* [EXERCISE AIM] Locate every line in the records below that holds the word "blinker" and return each one.
start WORKING DATA
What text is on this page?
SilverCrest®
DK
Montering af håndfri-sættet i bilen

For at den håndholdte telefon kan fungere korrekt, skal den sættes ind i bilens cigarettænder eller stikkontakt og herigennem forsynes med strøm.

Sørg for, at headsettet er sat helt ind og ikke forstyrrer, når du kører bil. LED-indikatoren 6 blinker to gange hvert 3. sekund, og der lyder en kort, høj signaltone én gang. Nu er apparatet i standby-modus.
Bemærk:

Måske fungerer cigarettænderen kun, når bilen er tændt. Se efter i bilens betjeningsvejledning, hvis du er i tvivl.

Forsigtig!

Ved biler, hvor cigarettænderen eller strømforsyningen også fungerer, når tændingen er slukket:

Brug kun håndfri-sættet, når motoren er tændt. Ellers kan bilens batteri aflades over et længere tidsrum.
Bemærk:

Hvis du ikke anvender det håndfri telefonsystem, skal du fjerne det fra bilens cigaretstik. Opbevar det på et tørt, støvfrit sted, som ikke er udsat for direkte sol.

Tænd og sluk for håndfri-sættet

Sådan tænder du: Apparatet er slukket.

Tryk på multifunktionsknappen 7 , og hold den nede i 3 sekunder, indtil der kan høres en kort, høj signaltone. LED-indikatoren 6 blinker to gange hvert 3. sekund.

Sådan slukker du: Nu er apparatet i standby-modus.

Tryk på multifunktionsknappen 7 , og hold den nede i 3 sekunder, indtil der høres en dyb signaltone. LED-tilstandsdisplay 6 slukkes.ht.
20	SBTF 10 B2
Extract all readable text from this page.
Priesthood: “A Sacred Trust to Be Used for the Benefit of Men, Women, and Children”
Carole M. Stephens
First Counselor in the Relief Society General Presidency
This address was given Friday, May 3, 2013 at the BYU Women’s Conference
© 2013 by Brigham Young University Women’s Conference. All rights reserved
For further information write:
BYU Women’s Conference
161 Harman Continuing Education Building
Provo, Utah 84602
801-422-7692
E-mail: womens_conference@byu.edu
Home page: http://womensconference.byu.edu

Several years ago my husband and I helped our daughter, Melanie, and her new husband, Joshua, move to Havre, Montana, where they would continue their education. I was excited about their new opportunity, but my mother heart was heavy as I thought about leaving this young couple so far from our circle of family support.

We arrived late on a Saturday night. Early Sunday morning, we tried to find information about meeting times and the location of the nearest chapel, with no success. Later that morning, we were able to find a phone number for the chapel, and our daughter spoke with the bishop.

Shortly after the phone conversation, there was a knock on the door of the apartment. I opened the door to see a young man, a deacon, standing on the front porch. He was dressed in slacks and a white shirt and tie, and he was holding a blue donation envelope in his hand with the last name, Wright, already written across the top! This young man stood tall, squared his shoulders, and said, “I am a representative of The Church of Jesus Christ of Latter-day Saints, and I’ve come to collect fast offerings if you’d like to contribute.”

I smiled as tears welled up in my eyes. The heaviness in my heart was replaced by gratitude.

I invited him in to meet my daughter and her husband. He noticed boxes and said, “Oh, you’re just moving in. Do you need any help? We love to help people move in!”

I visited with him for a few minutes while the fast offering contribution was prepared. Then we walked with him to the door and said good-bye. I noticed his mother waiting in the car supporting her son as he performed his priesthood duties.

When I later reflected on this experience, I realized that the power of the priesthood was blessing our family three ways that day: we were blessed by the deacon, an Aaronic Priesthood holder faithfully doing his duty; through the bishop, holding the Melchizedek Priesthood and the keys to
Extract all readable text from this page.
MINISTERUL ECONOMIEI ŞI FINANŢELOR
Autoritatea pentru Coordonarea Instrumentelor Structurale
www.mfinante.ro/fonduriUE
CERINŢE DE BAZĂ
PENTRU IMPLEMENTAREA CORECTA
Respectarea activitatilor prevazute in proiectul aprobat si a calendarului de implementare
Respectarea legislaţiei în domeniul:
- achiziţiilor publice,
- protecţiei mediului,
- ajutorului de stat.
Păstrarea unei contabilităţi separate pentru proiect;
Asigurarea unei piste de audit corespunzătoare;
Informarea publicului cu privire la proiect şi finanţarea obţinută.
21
end WORKING DATA
* [RESPONSE BELOW]
Sørg for, at headsettet er sat helt ind og ikke forstyrrer, når du kører bil. LED-indikatoren 6 blinker to gange hvert 3. sekund, og der lyder en kort, høj signaltone én gang. Nu er apparatet i standby-modus.
Tryk på multifunktionsknappen 7 , og hold den nede i 3 sekunder, indtil der kan høres en kort, høj signaltone. LED-indikatoren 6 blinker to gange hvert 3. sekund.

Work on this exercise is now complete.